» Input records
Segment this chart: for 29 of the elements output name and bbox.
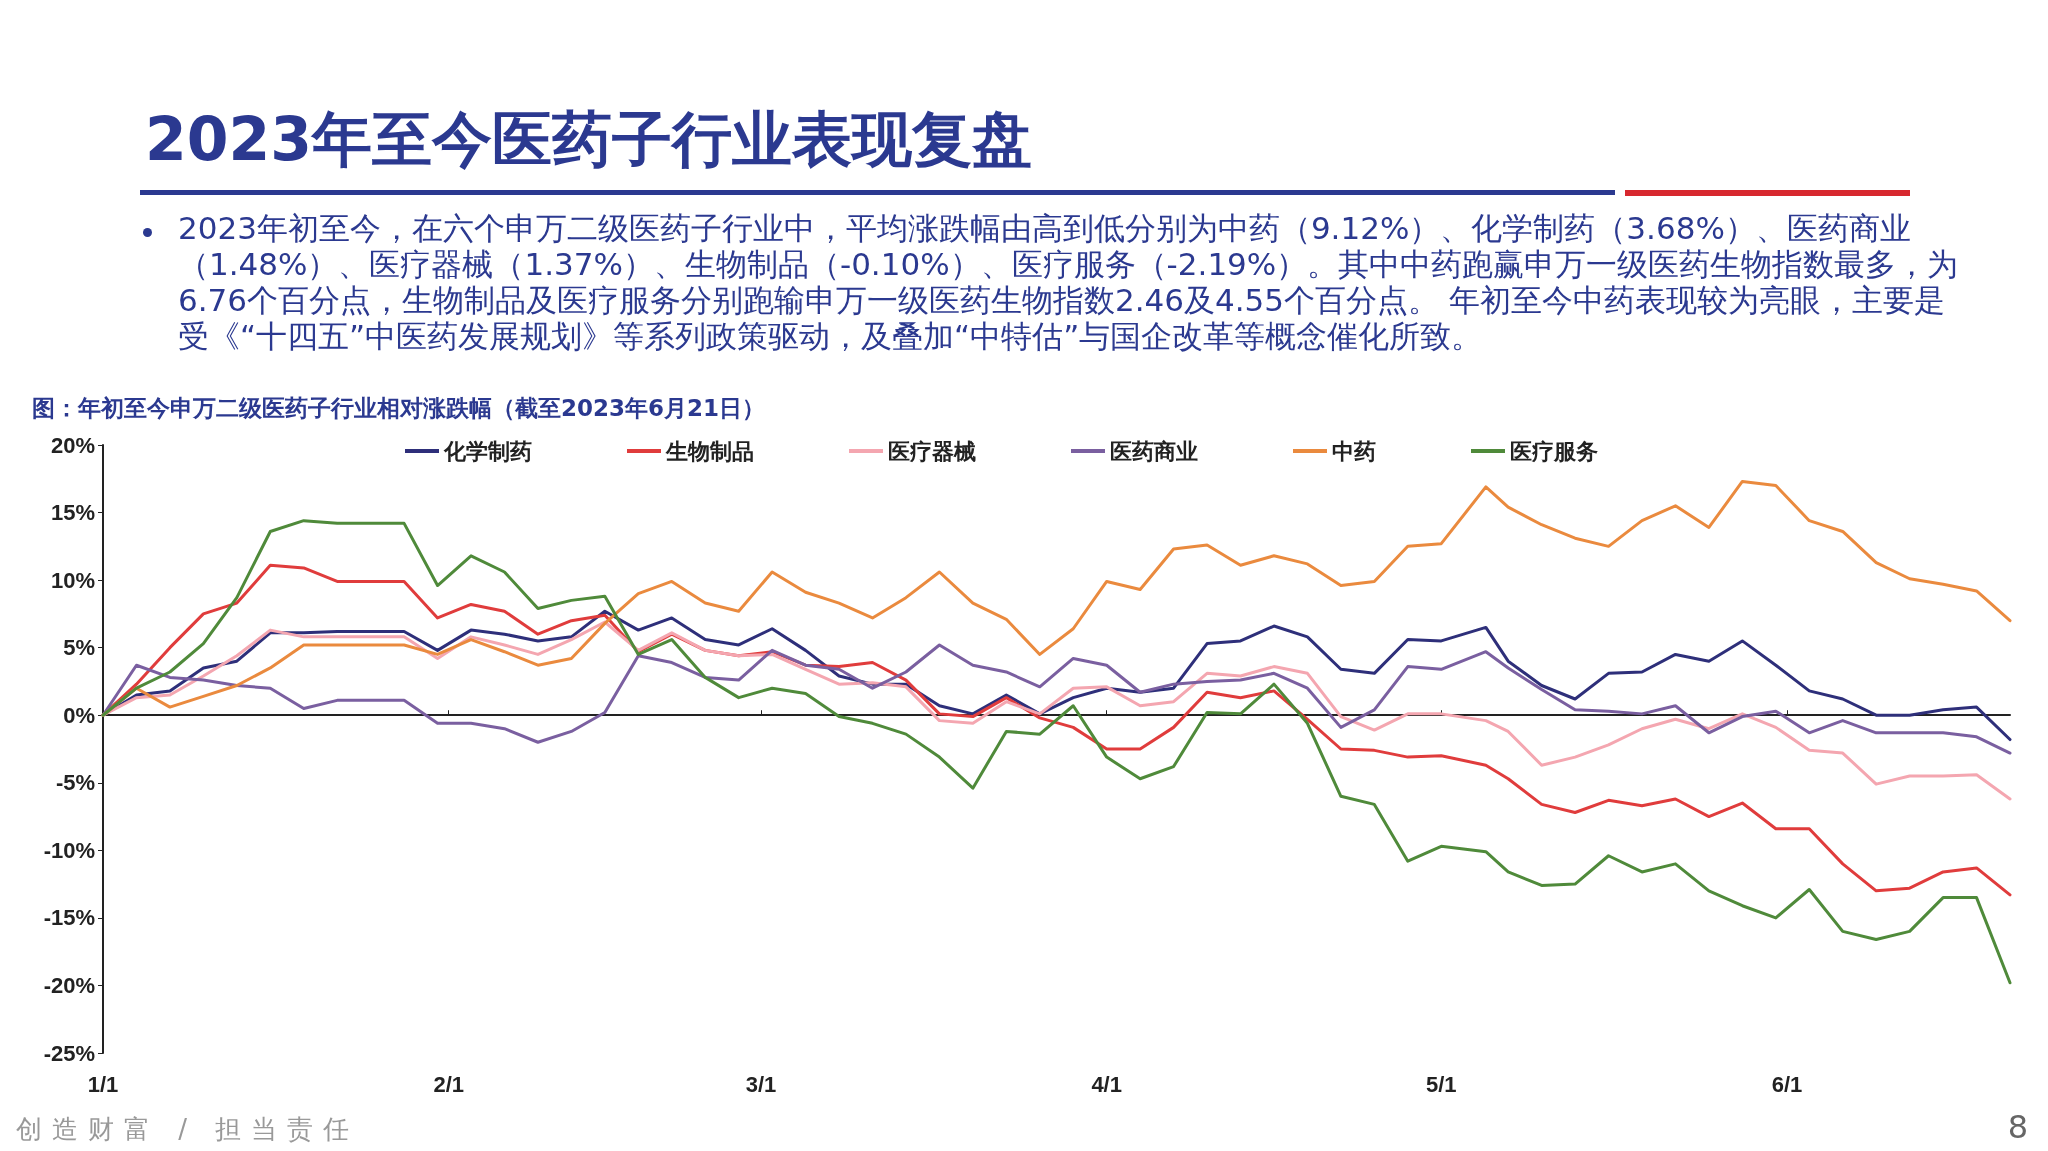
y-tick-label: 20%: [50, 432, 95, 458]
legend-label: 生物制品: [665, 438, 754, 464]
legend-label: 医药商业: [1110, 438, 1198, 464]
legend-label: 中药: [1332, 438, 1376, 464]
y-tick-label: 5%: [63, 635, 95, 661]
line-series: [101, 643, 2012, 755]
y-tick-label: -10%: [43, 837, 95, 863]
x-tick-label: 1/1: [87, 1071, 119, 1097]
text: 图：年初至今申万二级医药子行业相对涨跌幅（截至2023年6月21日）: [32, 394, 766, 423]
y-tick-label: 0%: [63, 702, 95, 728]
text: 创造财富 / 担当责任: [16, 1113, 360, 1146]
line-series: [101, 519, 2012, 985]
y-tick-label: -5%: [55, 770, 95, 796]
x-tick-label: 5/1: [1425, 1071, 1457, 1097]
chart-subtitle: 2023年初至今，在六个申万二级医药子行业中，平均涨跌幅由高到低分别为中药（9.12%）、化学制药（3.68%）、医药商业（1.48%）、医疗器械（1.37%）、生物制品（-0.10%）、医疗服务（-2.19%）。其中中药跑赢申万一级医药生物指数最多，为6.76个百分点，生物制品及医疗服务分别跑输申万一级医药生物指数2.46及4.55个百分点。 年初至今中药表现较为亮眼，主要是受《“十四五”中医药发展规划》等系列政策驱动，及叠加“中特估”与国企改革等概念催化所致。: [177, 210, 1960, 354]
y-tick-label: -20%: [43, 972, 95, 998]
chart-title: 2023年至今医药子行业表现复盘: [145, 103, 1032, 176]
x-tick-label: 6/1: [1771, 1071, 1803, 1097]
legend-label: 医疗服务: [1510, 438, 1598, 464]
y-tick-label: 10%: [50, 567, 95, 593]
x-tick-label: 2/1: [433, 1071, 465, 1097]
legend-label: 医疗器械: [888, 438, 976, 464]
text: 8: [2007, 1108, 2028, 1146]
y-tick-label: -25%: [43, 1040, 95, 1066]
y-tick-label: 15%: [50, 500, 95, 526]
x-tick-label: 4/1: [1091, 1071, 1122, 1097]
legend-label: 化学制药: [443, 438, 532, 464]
x-tick-label: 3/1: [745, 1071, 777, 1097]
y-tick-label: -15%: [43, 905, 95, 931]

» Instructions for the task
Reproduce every line of the listing above verbatim, without changing a single character, and leave out the picture.

» Result of this task
Segment this chart: for 29 of the elements output name and bbox.
y-tick-label: 20%: [50, 432, 95, 458]
legend-label: 生物制品: [665, 438, 754, 464]
legend-label: 医药商业: [1110, 438, 1198, 464]
legend-label: 中药: [1332, 438, 1376, 464]
y-tick-label: 5%: [63, 635, 95, 661]
line-series: [101, 643, 2012, 755]
y-tick-label: -10%: [43, 837, 95, 863]
x-tick-label: 1/1: [87, 1071, 119, 1097]
text: 图：年初至今申万二级医药子行业相对涨跌幅（截至2023年6月21日）: [32, 394, 766, 423]
y-tick-label: 0%: [63, 702, 95, 728]
text: 创造财富 / 担当责任: [16, 1113, 360, 1146]
line-series: [101, 519, 2012, 985]
y-tick-label: -5%: [55, 770, 95, 796]
x-tick-label: 5/1: [1425, 1071, 1457, 1097]
chart-subtitle: 2023年初至今，在六个申万二级医药子行业中，平均涨跌幅由高到低分别为中药（9.12%）、化学制药（3.68%）、医药商业（1.48%）、医疗器械（1.37%）、生物制品（-0.10%）、医疗服务（-2.19%）。其中中药跑赢申万一级医药生物指数最多，为6.76个百分点，生物制品及医疗服务分别跑输申万一级医药生物指数2.46及4.55个百分点。 年初至今中药表现较为亮眼，主要是受《“十四五”中医药发展规划》等系列政策驱动，及叠加“中特估”与国企改革等概念催化所致。: [177, 210, 1960, 354]
y-tick-label: -20%: [43, 972, 95, 998]
chart-title: 2023年至今医药子行业表现复盘: [145, 103, 1032, 176]
x-tick-label: 6/1: [1771, 1071, 1803, 1097]
legend-label: 医疗服务: [1510, 438, 1598, 464]
y-tick-label: 10%: [50, 567, 95, 593]
x-tick-label: 2/1: [433, 1071, 465, 1097]
legend-label: 医疗器械: [888, 438, 976, 464]
text: 8: [2007, 1108, 2028, 1146]
y-tick-label: -25%: [43, 1040, 95, 1066]
y-tick-label: 15%: [50, 500, 95, 526]
x-tick-label: 4/1: [1091, 1071, 1122, 1097]
legend-label: 化学制药: [443, 438, 532, 464]
x-tick-label: 3/1: [745, 1071, 777, 1097]
y-tick-label: -15%: [43, 905, 95, 931]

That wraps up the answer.